TASK REQUIREMENTS: Transcribe everything in the data word for word. Pictures are left out.

RECORDED INFORMATION:

** begin **

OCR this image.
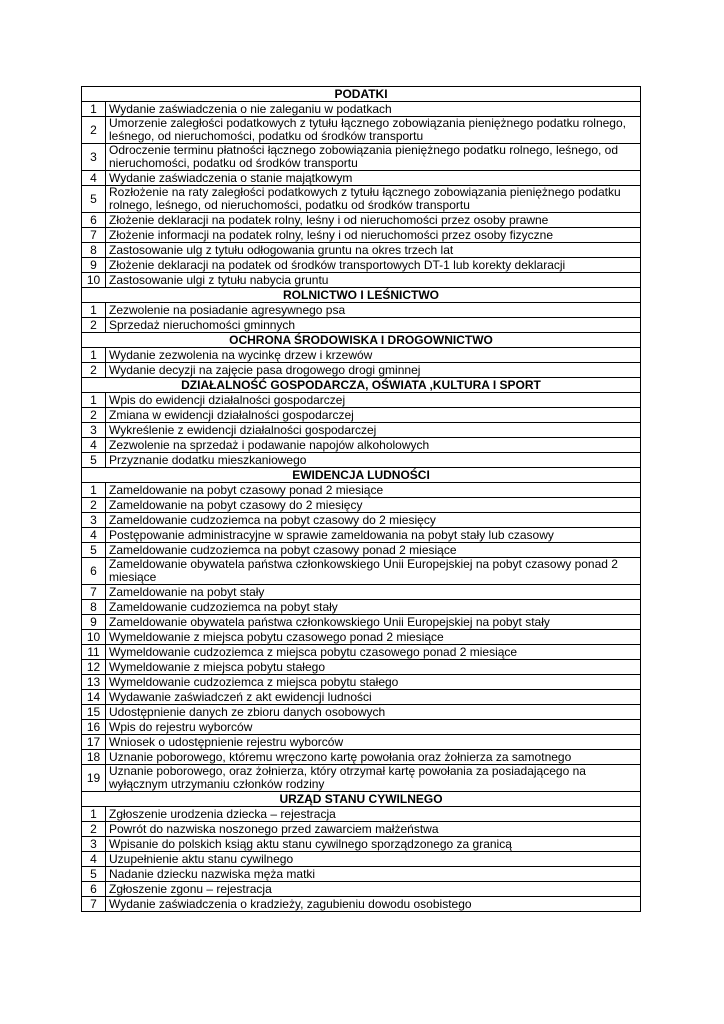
PODATKI	
1	Wydanie zaświadczenia o nie zaleganiu w podatkach
2	Umorzenie zaległości podatkowych z tytułu łącznego zobowiązania pieniężnego podatku rolnego, leśnego, od nieruchomości, podatku od środków transportu
3	Odroczenie terminu płatności łącznego zobowiązania pieniężnego podatku rolnego, leśnego, od nieruchomości, podatku od środków transportu
4	Wydanie zaświadczenia o stanie majątkowym
5	Rozłożenie na raty zaległości podatkowych z tytułu łącznego zobowiązania pieniężnego podatku rolnego, leśnego, od nieruchomości, podatku od środków transportu
6	Złożenie deklaracji na podatek rolny, leśny i od nieruchomości przez osoby prawne
7	Złożenie informacji na podatek rolny, leśny i od nieruchomości przez osoby fizyczne
8	Zastosowanie ulg z tytułu odłogowania gruntu na okres trzech lat
9	Złożenie deklaracji na podatek od środków transportowych DT-1 lub korekty deklaracji
10	Zastosowanie ulgi z tytułu nabycia gruntu
ROLNICTWO I LEŚNICTWO	
1	Zezwolenie na posiadanie agresywnego psa
2	Sprzedaż nieruchomości gminnych
OCHRONA ŚRODOWISKA I DROGOWNICTWO	
1	Wydanie zezwolenia na wycinkę drzew i krzewów
2	Wydanie decyzji na zajęcie pasa drogowego drogi gminnej
DZIAŁALNOŚĆ GOSPODARCZA, OŚWIATA ,KULTURA I SPORT	
1	Wpis do ewidencji działalności gospodarczej
2	Zmiana w ewidencji działalności gospodarczej
3	Wykreślenie z ewidencji działalności gospodarczej
4	Zezwolenie na sprzedaż i podawanie napojów alkoholowych
5	Przyznanie dodatku mieszkaniowego
EWIDENCJA LUDNOŚCI	
1	Zameldowanie na pobyt czasowy ponad 2 miesiące
2	Zameldowanie na pobyt czasowy do 2 miesięcy
3	Zameldowanie cudzoziemca na pobyt czasowy do 2 miesięcy
4	Postępowanie administracyjne w sprawie zameldowania na pobyt stały lub czasowy
5	Zameldowanie cudzoziemca na pobyt czasowy ponad 2 miesiące
6	Zameldowanie obywatela państwa członkowskiego Unii Europejskiej na pobyt czasowy ponad 2 miesiące
7	Zameldowanie na pobyt stały
8	Zameldowanie cudzoziemca na pobyt stały
9	Zameldowanie obywatela państwa członkowskiego Unii Europejskiej na pobyt stały
10	Wymeldowanie z miejsca pobytu czasowego ponad 2 miesiące
11	Wymeldowanie cudzoziemca z miejsca pobytu czasowego ponad 2 miesiące
12	Wymeldowanie z miejsca pobytu stałego
13	Wymeldowanie cudzoziemca z miejsca pobytu stałego
14	Wydawanie zaświadczeń z akt ewidencji ludności
15	Udostępnienie danych ze zbioru danych osobowych
16	Wpis do rejestru wyborców
17	Wniosek o udostępnienie rejestru wyborców
18	Uznanie poborowego, któremu wręczono kartę powołania oraz żołnierza za samotnego
19	Uznanie poborowego, oraz żołnierza, który otrzymał kartę powołania za posiadającego na wyłącznym utrzymaniu członków rodziny
URZĄD STANU CYWILNEGO	
1	Zgłoszenie urodzenia dziecka – rejestracja
2	Powrót do nazwiska noszonego przed zawarciem małżeństwa
3	Wpisanie do polskich ksiąg aktu stanu cywilnego sporządzonego za granicą
4	Uzupełnienie aktu stanu cywilnego
5	Nadanie dziecku nazwiska męża matki
6	Zgłoszenie zgonu – rejestracja
7	Wydanie zaświadczenia o kradzieży, zagubieniu dowodu osobistego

** end **

OUTPUT FOR THIS TASK:
OCR this image.
PODATKI	
1	Wydanie zaświadczenia o nie zaleganiu w podatkach
2	Umorzenie zaległości podatkowych z tytułu łącznego zobowiązania pieniężnego podatku rolnego, leśnego, od nieruchomości, podatku od środków transportu
3	Odroczenie terminu płatności łącznego zobowiązania pieniężnego podatku rolnego, leśnego, od nieruchomości, podatku od środków transportu
4	Wydanie zaświadczenia o stanie majątkowym
5	Rozłożenie na raty zaległości podatkowych z tytułu łącznego zobowiązania pieniężnego podatku rolnego, leśnego, od nieruchomości, podatku od środków transportu
6	Złożenie deklaracji na podatek rolny, leśny i od nieruchomości przez osoby prawne
7	Złożenie informacji na podatek rolny, leśny i od nieruchomości przez osoby fizyczne
8	Zastosowanie ulg z tytułu odłogowania gruntu na okres trzech lat
9	Złożenie deklaracji na podatek od środków transportowych DT-1 lub korekty deklaracji
10	Zastosowanie ulgi z tytułu nabycia gruntu
ROLNICTWO I LEŚNICTWO	
1	Zezwolenie na posiadanie agresywnego psa
2	Sprzedaż nieruchomości gminnych
OCHRONA ŚRODOWISKA I DROGOWNICTWO	
1	Wydanie zezwolenia na wycinkę drzew i krzewów
2	Wydanie decyzji na zajęcie pasa drogowego drogi gminnej
DZIAŁALNOŚĆ GOSPODARCZA, OŚWIATA ,KULTURA I SPORT	
1	Wpis do ewidencji działalności gospodarczej
2	Zmiana w ewidencji działalności gospodarczej
3	Wykreślenie z ewidencji działalności gospodarczej
4	Zezwolenie na sprzedaż i podawanie napojów alkoholowych
5	Przyznanie dodatku mieszkaniowego
EWIDENCJA LUDNOŚCI	
1	Zameldowanie na pobyt czasowy ponad 2 miesiące
2	Zameldowanie na pobyt czasowy do 2 miesięcy
3	Zameldowanie cudzoziemca na pobyt czasowy do 2 miesięcy
4	Postępowanie administracyjne w sprawie zameldowania na pobyt stały lub czasowy
5	Zameldowanie cudzoziemca na pobyt czasowy ponad 2 miesiące
6	Zameldowanie obywatela państwa członkowskiego Unii Europejskiej na pobyt czasowy ponad 2 miesiące
7	Zameldowanie na pobyt stały
8	Zameldowanie cudzoziemca na pobyt stały
9	Zameldowanie obywatela państwa członkowskiego Unii Europejskiej na pobyt stały
10	Wymeldowanie z miejsca pobytu czasowego ponad 2 miesiące
11	Wymeldowanie cudzoziemca z miejsca pobytu czasowego ponad 2 miesiące
12	Wymeldowanie z miejsca pobytu stałego
13	Wymeldowanie cudzoziemca z miejsca pobytu stałego
14	Wydawanie zaświadczeń z akt ewidencji ludności
15	Udostępnienie danych ze zbioru danych osobowych
16	Wpis do rejestru wyborców
17	Wniosek o udostępnienie rejestru wyborców
18	Uznanie poborowego, któremu wręczono kartę powołania oraz żołnierza za samotnego
19	Uznanie poborowego, oraz żołnierza, który otrzymał kartę powołania za posiadającego na wyłącznym utrzymaniu członków rodziny
URZĄD STANU CYWILNEGO	
1	Zgłoszenie urodzenia dziecka – rejestracja
2	Powrót do nazwiska noszonego przed zawarciem małżeństwa
3	Wpisanie do polskich ksiąg aktu stanu cywilnego sporządzonego za granicą
4	Uzupełnienie aktu stanu cywilnego
5	Nadanie dziecku nazwiska męża matki
6	Zgłoszenie zgonu – rejestracja
7	Wydanie zaświadczenia o kradzieży, zagubieniu dowodu osobistego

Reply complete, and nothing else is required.